» Source data
★ ★ ★ ★
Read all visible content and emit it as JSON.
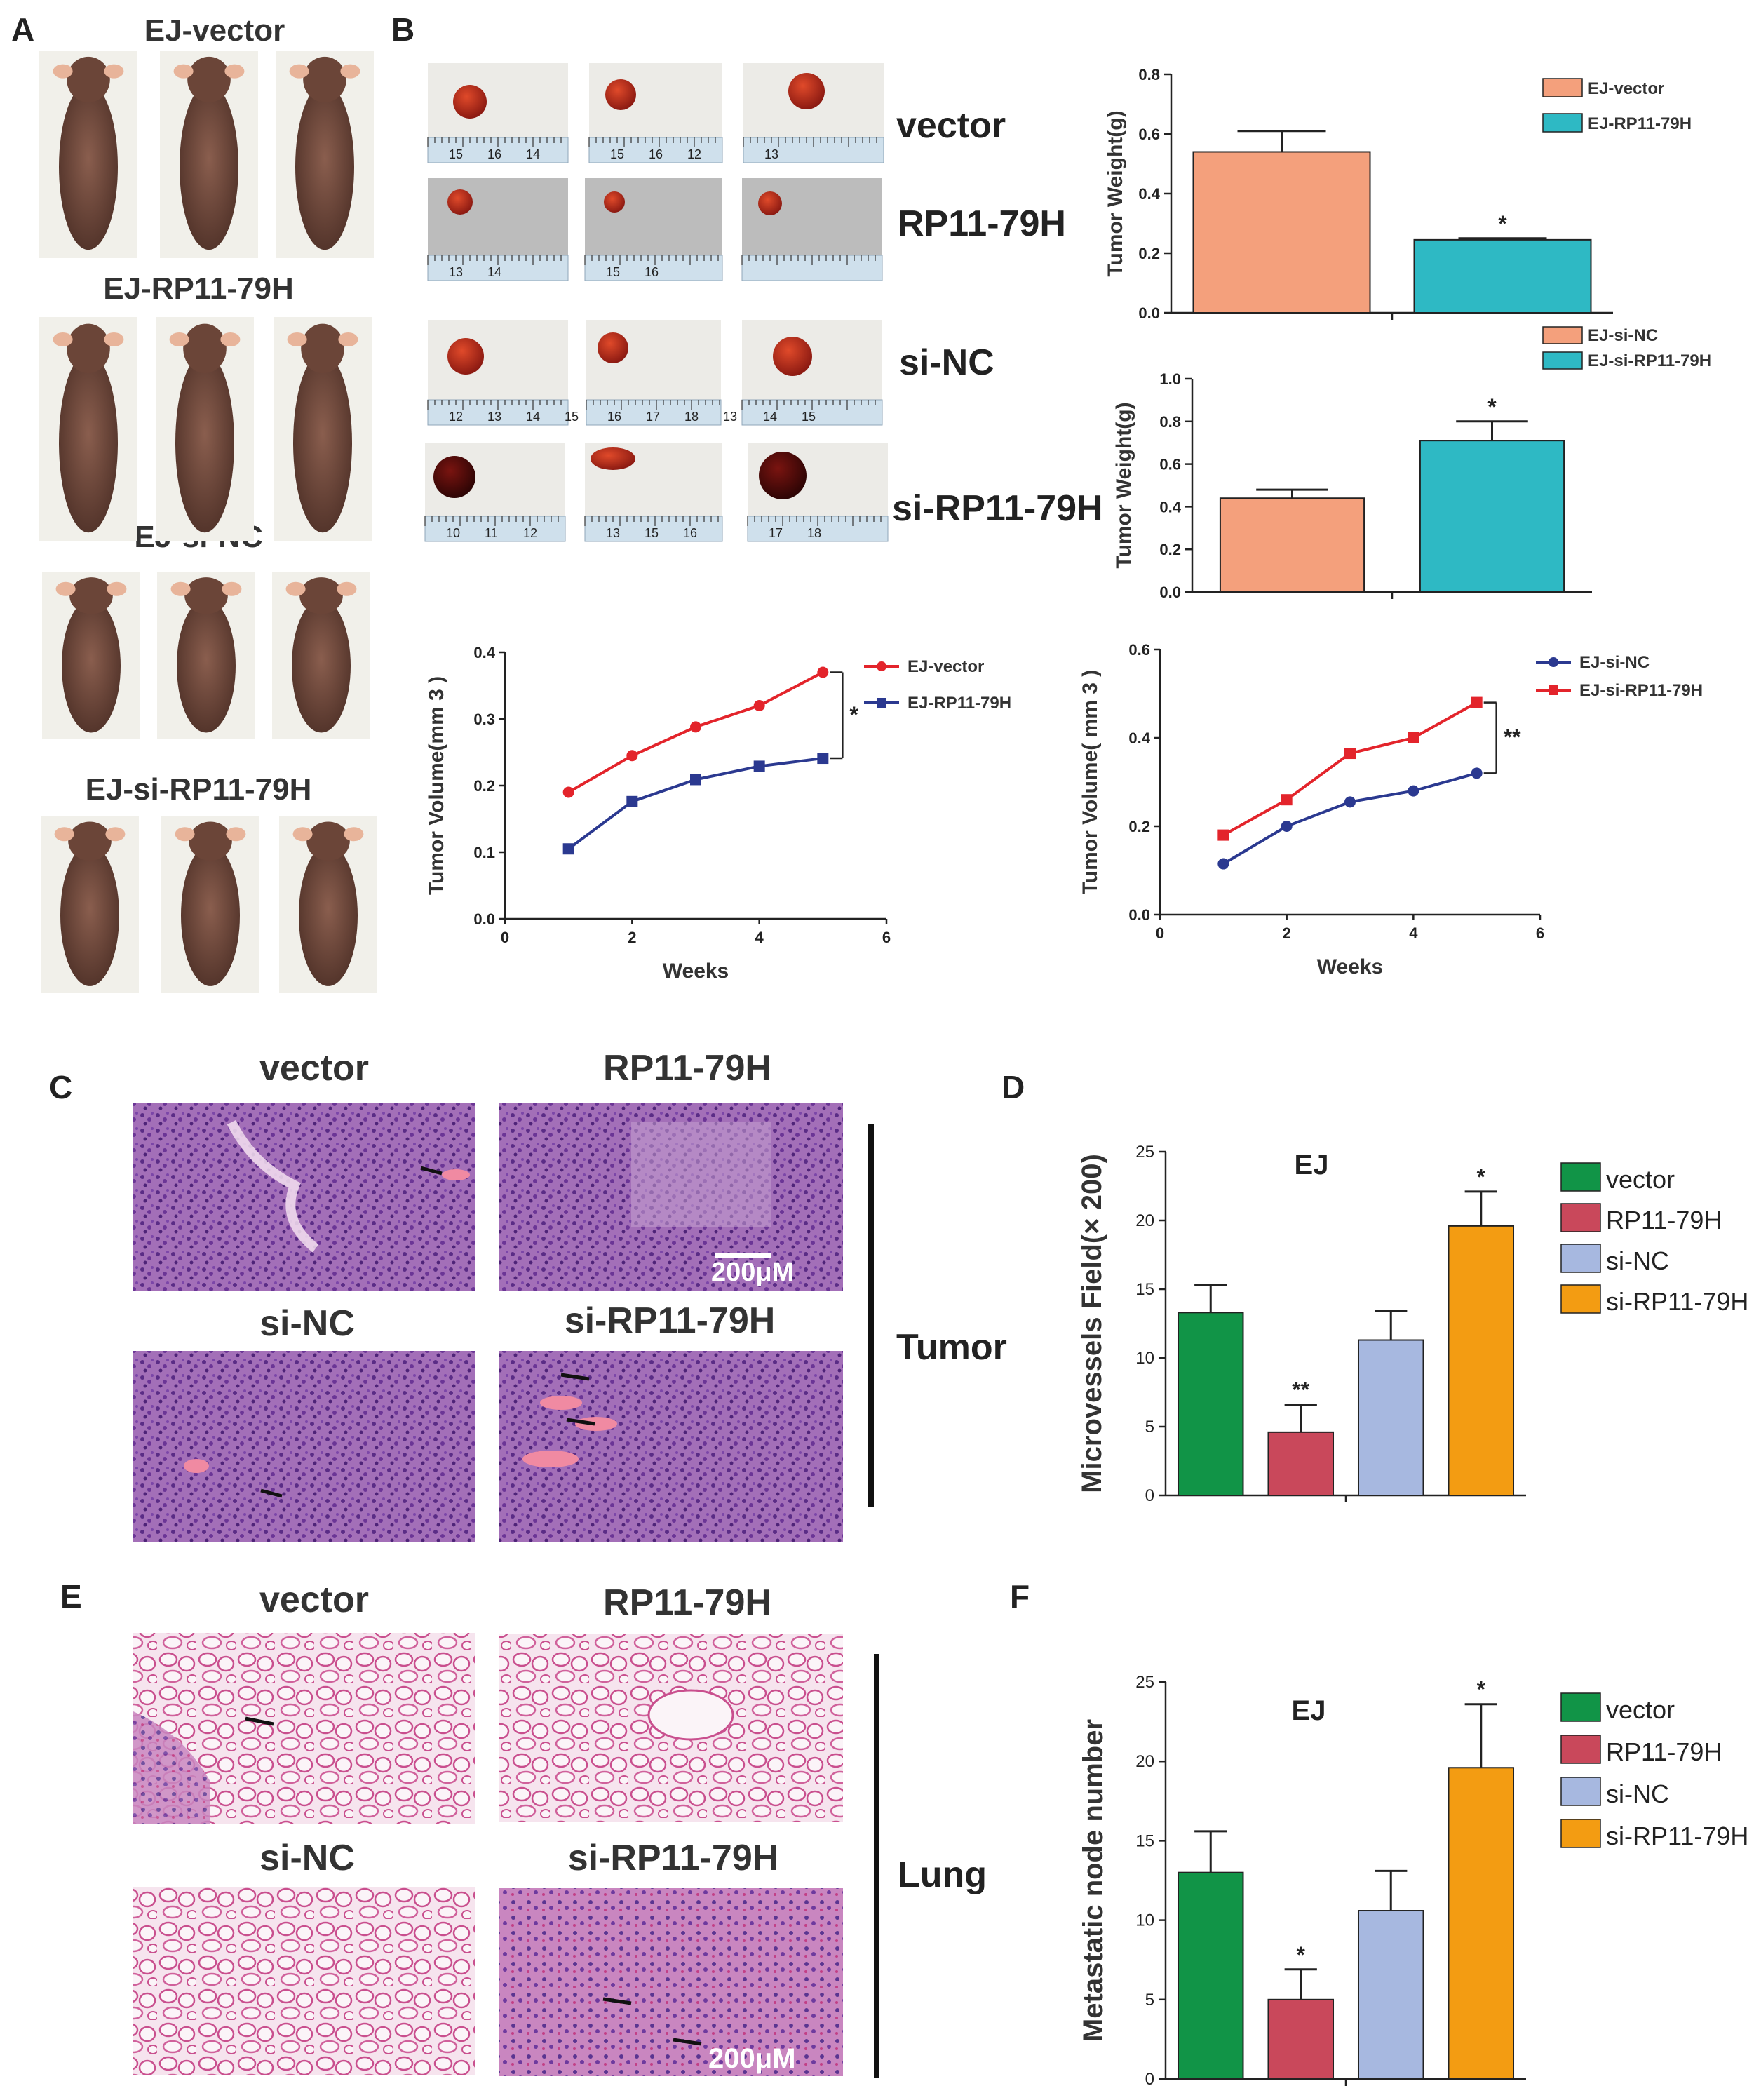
{
  "panels": {
    "A": "A",
    "B": "B",
    "C": "C",
    "D": "D",
    "E": "E",
    "F": "F"
  },
  "panel_a": {
    "groups": [
      "EJ-vector",
      "EJ-RP11-79H",
      "EJ-si-NC",
      "EJ-si-RP11-79H"
    ]
  },
  "panel_b": {
    "row_labels": [
      "vector",
      "RP11-79H",
      "si-NC",
      "si-RP11-79H"
    ],
    "ruler_labels": [
      [
        "15",
        "16",
        "14",
        "15",
        "16",
        "12",
        "13"
      ],
      [
        "13",
        "14",
        "15",
        "16"
      ],
      [
        "12",
        "13",
        "14",
        "15",
        "16",
        "17",
        "18",
        "13",
        "14",
        "15"
      ],
      [
        "10",
        "11",
        "12",
        "13",
        "15",
        "16",
        "17",
        "18"
      ]
    ]
  },
  "panel_c": {
    "labels": [
      "vector",
      "RP11-79H",
      "si-NC",
      "si-RP11-79H"
    ],
    "side_label": "Tumor",
    "scale_bar": "200μM"
  },
  "panel_e": {
    "labels": [
      "vector",
      "RP11-79H",
      "si-NC",
      "si-RP11-79H"
    ],
    "side_label": "Lung",
    "scale_bar": "200μM"
  },
  "colors": {
    "salmon": "#f4a07c",
    "teal": "#2eb9c4",
    "red": "#e3242b",
    "navy": "#2b3990",
    "green": "#119447",
    "rose": "#c9485b",
    "lightblue": "#a7b8e0",
    "orange": "#f39c12"
  },
  "chart_data": [
    {
      "id": "b-weight-1",
      "type": "bar",
      "categories": [
        "EJ-vector",
        "EJ-RP11-79H"
      ],
      "values": [
        0.54,
        0.245
      ],
      "errors": [
        0.07,
        0.005
      ],
      "annotations": [
        "",
        "*"
      ],
      "ylabel": "Tumor Weight(g)",
      "ylim": [
        0,
        0.8
      ],
      "yticks": [
        "0.0",
        "0.2",
        "0.4",
        "0.6",
        "0.8"
      ],
      "legend": [
        "EJ-vector",
        "EJ-RP11-79H"
      ]
    },
    {
      "id": "b-weight-2",
      "type": "bar",
      "categories": [
        "EJ-si-NC",
        "EJ-si-RP11-79H"
      ],
      "values": [
        0.44,
        0.71
      ],
      "errors": [
        0.04,
        0.09
      ],
      "annotations": [
        "",
        "*"
      ],
      "ylabel": "Tumor Weight(g)",
      "ylim": [
        0,
        1.0
      ],
      "yticks": [
        "0.0",
        "0.2",
        "0.4",
        "0.6",
        "0.8",
        "1.0"
      ],
      "legend": [
        "EJ-si-NC",
        "EJ-si-RP11-79H"
      ]
    },
    {
      "id": "b-volume-1",
      "type": "line",
      "x": [
        1,
        2,
        3,
        4,
        5
      ],
      "series": [
        {
          "name": "EJ-vector",
          "values": [
            0.19,
            0.245,
            0.288,
            0.32,
            0.37
          ]
        },
        {
          "name": "EJ-RP11-79H",
          "values": [
            0.105,
            0.176,
            0.209,
            0.229,
            0.241
          ]
        }
      ],
      "xlabel": "Weeks",
      "ylabel": "Tumor Volume(mm 3 )",
      "xlim": [
        0,
        6
      ],
      "ylim": [
        0,
        0.4
      ],
      "xticks": [
        "0",
        "2",
        "4",
        "6"
      ],
      "yticks": [
        "0.0",
        "0.1",
        "0.2",
        "0.3",
        "0.4"
      ],
      "significance": "*"
    },
    {
      "id": "b-volume-2",
      "type": "line",
      "x": [
        1,
        2,
        3,
        4,
        5
      ],
      "series": [
        {
          "name": "EJ-si-NC",
          "values": [
            0.115,
            0.2,
            0.255,
            0.28,
            0.32
          ]
        },
        {
          "name": "EJ-si-RP11-79H",
          "values": [
            0.18,
            0.26,
            0.365,
            0.4,
            0.48
          ]
        }
      ],
      "xlabel": "Weeks",
      "ylabel": "Tumor Volume( mm 3 )",
      "xlim": [
        0,
        6
      ],
      "ylim": [
        0,
        0.6
      ],
      "xticks": [
        "0",
        "2",
        "4",
        "6"
      ],
      "yticks": [
        "0.0",
        "0.2",
        "0.4",
        "0.6"
      ],
      "significance": "**"
    },
    {
      "id": "d-microvessels",
      "type": "bar",
      "title": "EJ",
      "categories": [
        "vector",
        "RP11-79H",
        "si-NC",
        "si-RP11-79H"
      ],
      "values": [
        13.3,
        4.6,
        11.3,
        19.6
      ],
      "errors": [
        2.0,
        2.0,
        2.1,
        2.5
      ],
      "annotations": [
        "",
        "**",
        "",
        "*"
      ],
      "ylabel": "Microvessels Field(× 200)",
      "ylim": [
        0,
        25
      ],
      "yticks": [
        "0",
        "5",
        "10",
        "15",
        "20",
        "25"
      ]
    },
    {
      "id": "f-metastatic",
      "type": "bar",
      "title": "EJ",
      "categories": [
        "vector",
        "RP11-79H",
        "si-NC",
        "si-RP11-79H"
      ],
      "values": [
        13.0,
        5.0,
        10.6,
        19.6
      ],
      "errors": [
        2.6,
        1.9,
        2.5,
        4.0
      ],
      "annotations": [
        "",
        "*",
        "",
        "*"
      ],
      "ylabel": "Metastatic node number",
      "ylim": [
        0,
        25
      ],
      "yticks": [
        "0",
        "5",
        "10",
        "15",
        "20",
        "25"
      ]
    }
  ]
}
★ ★ ★ ★
» Exercise description
Only lines holding the string "ylabel" are wanted; gather each one from the entries above.

» Result of this task
      "ylabel": "Tumor Weight(g)",
      "ylabel": "Tumor Weight(g)",
      "ylabel": "Tumor Volume(mm 3 )",
      "ylabel": "Tumor Volume( mm 3 )",
      "ylabel": "Microvessels Field(× 200)",
      "ylabel": "Metastatic node number",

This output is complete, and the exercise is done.